- [What you will do]:
Word for word, copy all the data and drop the pictures.

- [Material for this exercise]:
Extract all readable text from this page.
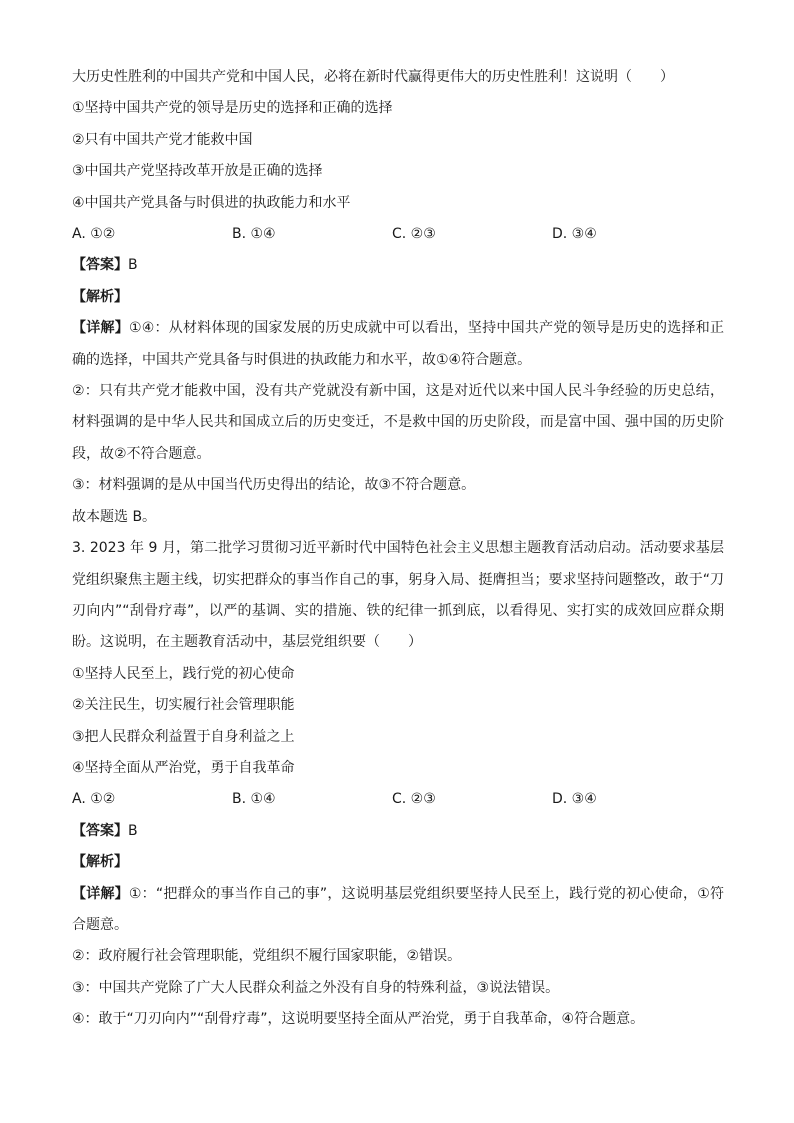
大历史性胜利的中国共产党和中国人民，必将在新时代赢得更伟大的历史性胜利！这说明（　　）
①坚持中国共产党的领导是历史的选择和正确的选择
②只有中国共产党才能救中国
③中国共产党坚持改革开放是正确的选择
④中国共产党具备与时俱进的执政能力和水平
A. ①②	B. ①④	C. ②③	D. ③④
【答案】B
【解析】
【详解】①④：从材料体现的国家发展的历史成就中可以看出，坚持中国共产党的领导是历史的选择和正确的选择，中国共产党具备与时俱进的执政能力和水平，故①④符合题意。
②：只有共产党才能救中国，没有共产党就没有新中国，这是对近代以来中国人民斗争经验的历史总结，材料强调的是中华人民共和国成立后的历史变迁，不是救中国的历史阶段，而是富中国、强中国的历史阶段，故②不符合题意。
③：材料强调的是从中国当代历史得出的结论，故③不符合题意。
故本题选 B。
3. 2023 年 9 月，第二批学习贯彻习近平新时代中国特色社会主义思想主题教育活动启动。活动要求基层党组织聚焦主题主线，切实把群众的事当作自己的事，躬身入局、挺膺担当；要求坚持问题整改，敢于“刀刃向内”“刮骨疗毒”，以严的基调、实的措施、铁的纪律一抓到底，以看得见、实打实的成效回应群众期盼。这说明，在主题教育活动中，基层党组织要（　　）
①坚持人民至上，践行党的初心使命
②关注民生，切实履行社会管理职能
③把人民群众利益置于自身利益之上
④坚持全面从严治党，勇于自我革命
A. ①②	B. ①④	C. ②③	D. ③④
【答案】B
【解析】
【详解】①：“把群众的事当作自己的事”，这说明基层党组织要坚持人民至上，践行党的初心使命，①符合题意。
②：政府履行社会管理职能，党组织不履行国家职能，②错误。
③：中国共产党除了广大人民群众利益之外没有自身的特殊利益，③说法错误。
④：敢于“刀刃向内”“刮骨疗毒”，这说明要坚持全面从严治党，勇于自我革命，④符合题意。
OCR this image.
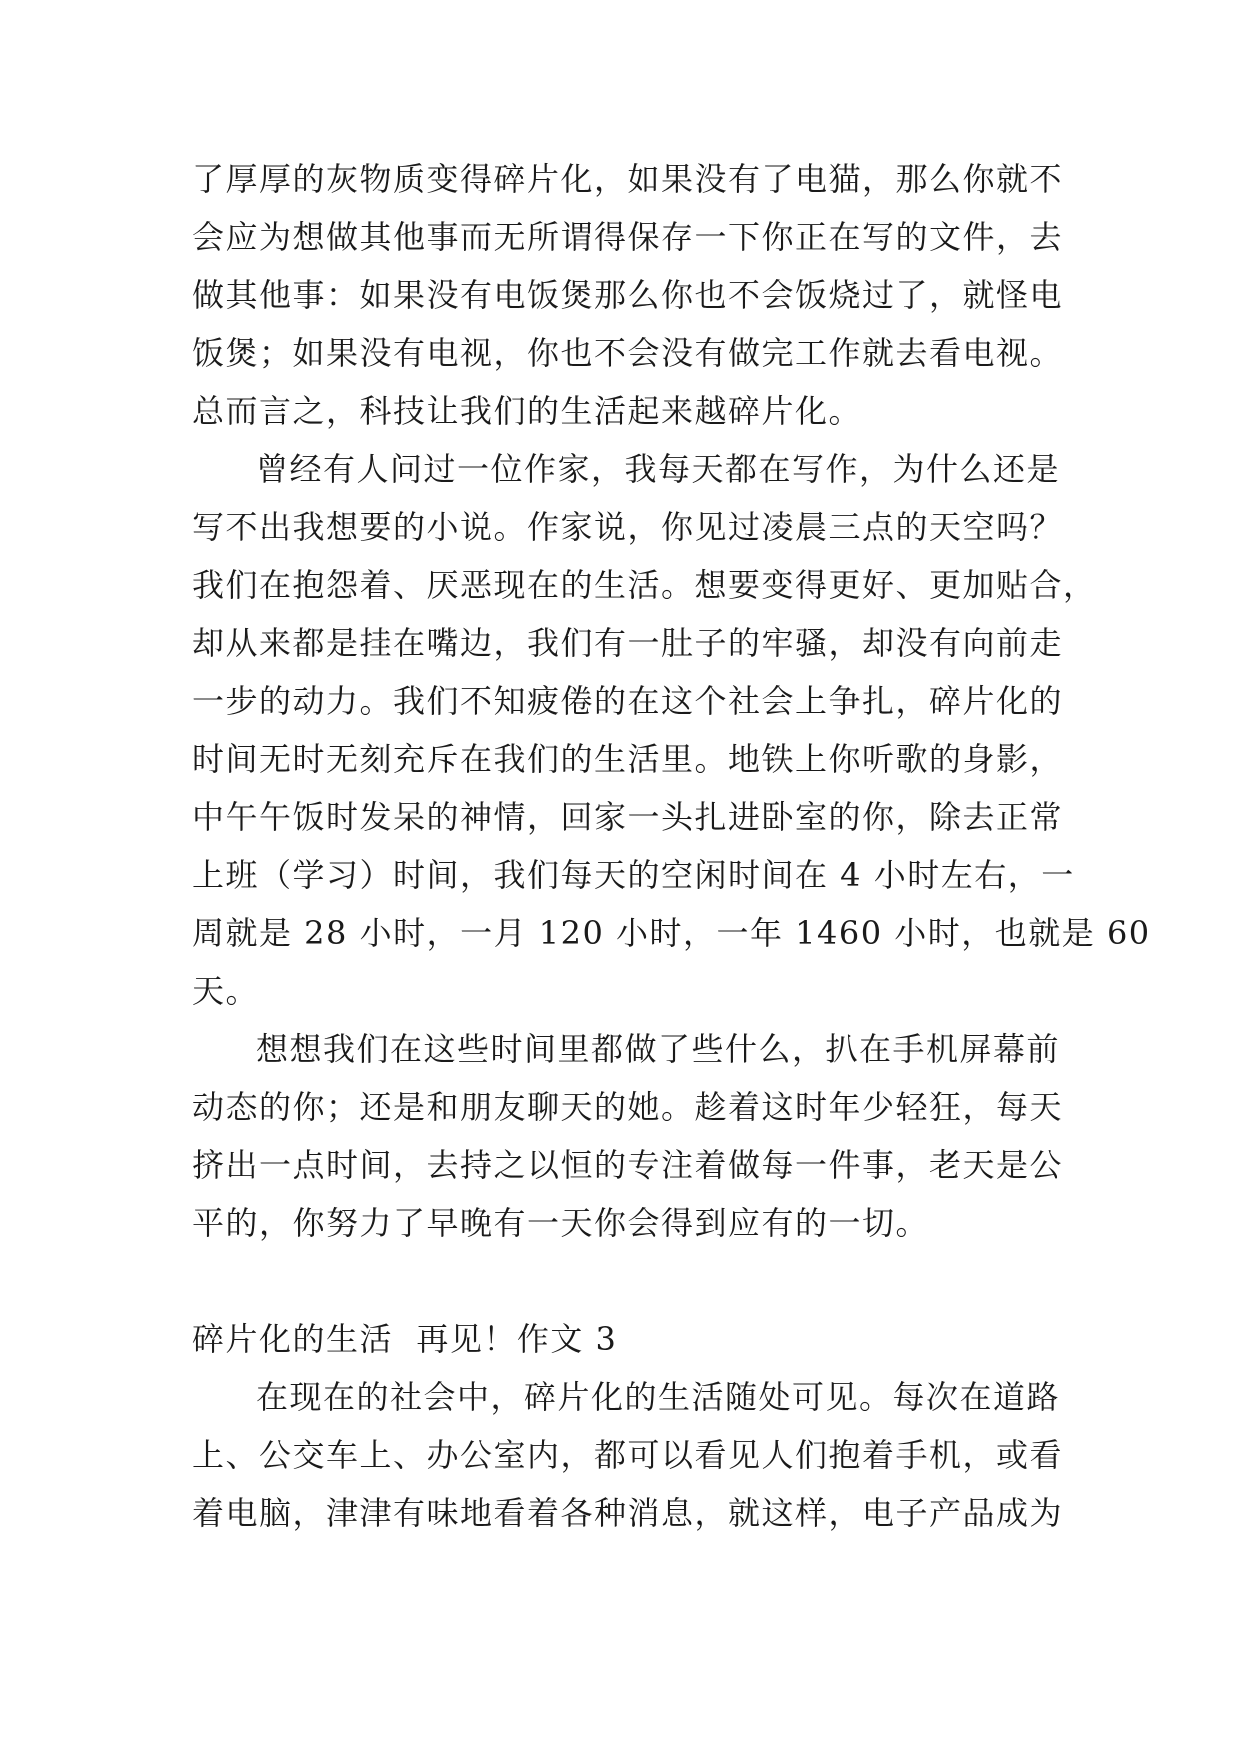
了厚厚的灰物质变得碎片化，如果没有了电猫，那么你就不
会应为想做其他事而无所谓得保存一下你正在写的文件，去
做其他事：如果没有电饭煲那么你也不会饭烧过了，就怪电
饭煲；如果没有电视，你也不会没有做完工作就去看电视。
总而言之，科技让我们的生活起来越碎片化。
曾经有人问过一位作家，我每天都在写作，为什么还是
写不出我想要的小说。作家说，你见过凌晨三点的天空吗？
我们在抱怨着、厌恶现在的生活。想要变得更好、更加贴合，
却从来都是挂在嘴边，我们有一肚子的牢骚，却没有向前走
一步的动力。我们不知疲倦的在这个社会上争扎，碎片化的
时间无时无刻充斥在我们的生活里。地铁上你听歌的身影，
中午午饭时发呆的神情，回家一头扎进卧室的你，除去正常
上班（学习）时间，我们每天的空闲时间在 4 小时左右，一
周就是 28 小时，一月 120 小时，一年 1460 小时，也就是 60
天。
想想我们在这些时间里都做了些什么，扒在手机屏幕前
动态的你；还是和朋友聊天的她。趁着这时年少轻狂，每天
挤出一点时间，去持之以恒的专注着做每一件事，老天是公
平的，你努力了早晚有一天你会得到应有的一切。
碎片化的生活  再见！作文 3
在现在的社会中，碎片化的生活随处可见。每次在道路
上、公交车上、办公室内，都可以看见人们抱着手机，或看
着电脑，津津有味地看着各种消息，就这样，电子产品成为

- [Finished answer]:
Extract all readable text from this page.
大历史性胜利的中国共产党和中国人民，必将在新时代赢得更伟大的历史性胜利！这说明（　　）
①坚持中国共产党的领导是历史的选择和正确的选择
②只有中国共产党才能救中国
③中国共产党坚持改革开放是正确的选择
④中国共产党具备与时俱进的执政能力和水平
A. ①②	B. ①④	C. ②③	D. ③④
【答案】B
【解析】
【详解】①④：从材料体现的国家发展的历史成就中可以看出，坚持中国共产党的领导是历史的选择和正确的选择，中国共产党具备与时俱进的执政能力和水平，故①④符合题意。
②：只有共产党才能救中国，没有共产党就没有新中国，这是对近代以来中国人民斗争经验的历史总结，材料强调的是中华人民共和国成立后的历史变迁，不是救中国的历史阶段，而是富中国、强中国的历史阶段，故②不符合题意。
③：材料强调的是从中国当代历史得出的结论，故③不符合题意。
故本题选 B。
3. 2023 年 9 月，第二批学习贯彻习近平新时代中国特色社会主义思想主题教育活动启动。活动要求基层党组织聚焦主题主线，切实把群众的事当作自己的事，躬身入局、挺膺担当；要求坚持问题整改，敢于“刀刃向内”“刮骨疗毒”，以严的基调、实的措施、铁的纪律一抓到底，以看得见、实打实的成效回应群众期盼。这说明，在主题教育活动中，基层党组织要（　　）
①坚持人民至上，践行党的初心使命
②关注民生，切实履行社会管理职能
③把人民群众利益置于自身利益之上
④坚持全面从严治党，勇于自我革命
A. ①②	B. ①④	C. ②③	D. ③④
【答案】B
【解析】
【详解】①：“把群众的事当作自己的事”，这说明基层党组织要坚持人民至上，践行党的初心使命，①符合题意。
②：政府履行社会管理职能，党组织不履行国家职能，②错误。
③：中国共产党除了广大人民群众利益之外没有自身的特殊利益，③说法错误。
④：敢于“刀刃向内”“刮骨疗毒”，这说明要坚持全面从严治党，勇于自我革命，④符合题意。
OCR this image.
了厚厚的灰物质变得碎片化，如果没有了电猫，那么你就不
会应为想做其他事而无所谓得保存一下你正在写的文件，去
做其他事：如果没有电饭煲那么你也不会饭烧过了，就怪电
饭煲；如果没有电视，你也不会没有做完工作就去看电视。
总而言之，科技让我们的生活起来越碎片化。
曾经有人问过一位作家，我每天都在写作，为什么还是
写不出我想要的小说。作家说，你见过凌晨三点的天空吗？
我们在抱怨着、厌恶现在的生活。想要变得更好、更加贴合，
却从来都是挂在嘴边，我们有一肚子的牢骚，却没有向前走
一步的动力。我们不知疲倦的在这个社会上争扎，碎片化的
时间无时无刻充斥在我们的生活里。地铁上你听歌的身影，
中午午饭时发呆的神情，回家一头扎进卧室的你，除去正常
上班（学习）时间，我们每天的空闲时间在 4 小时左右，一
周就是 28 小时，一月 120 小时，一年 1460 小时，也就是 60
天。
想想我们在这些时间里都做了些什么，扒在手机屏幕前
动态的你；还是和朋友聊天的她。趁着这时年少轻狂，每天
挤出一点时间，去持之以恒的专注着做每一件事，老天是公
平的，你努力了早晚有一天你会得到应有的一切。
碎片化的生活  再见！作文 3
在现在的社会中，碎片化的生活随处可见。每次在道路
上、公交车上、办公室内，都可以看见人们抱着手机，或看
着电脑，津津有味地看着各种消息，就这样，电子产品成为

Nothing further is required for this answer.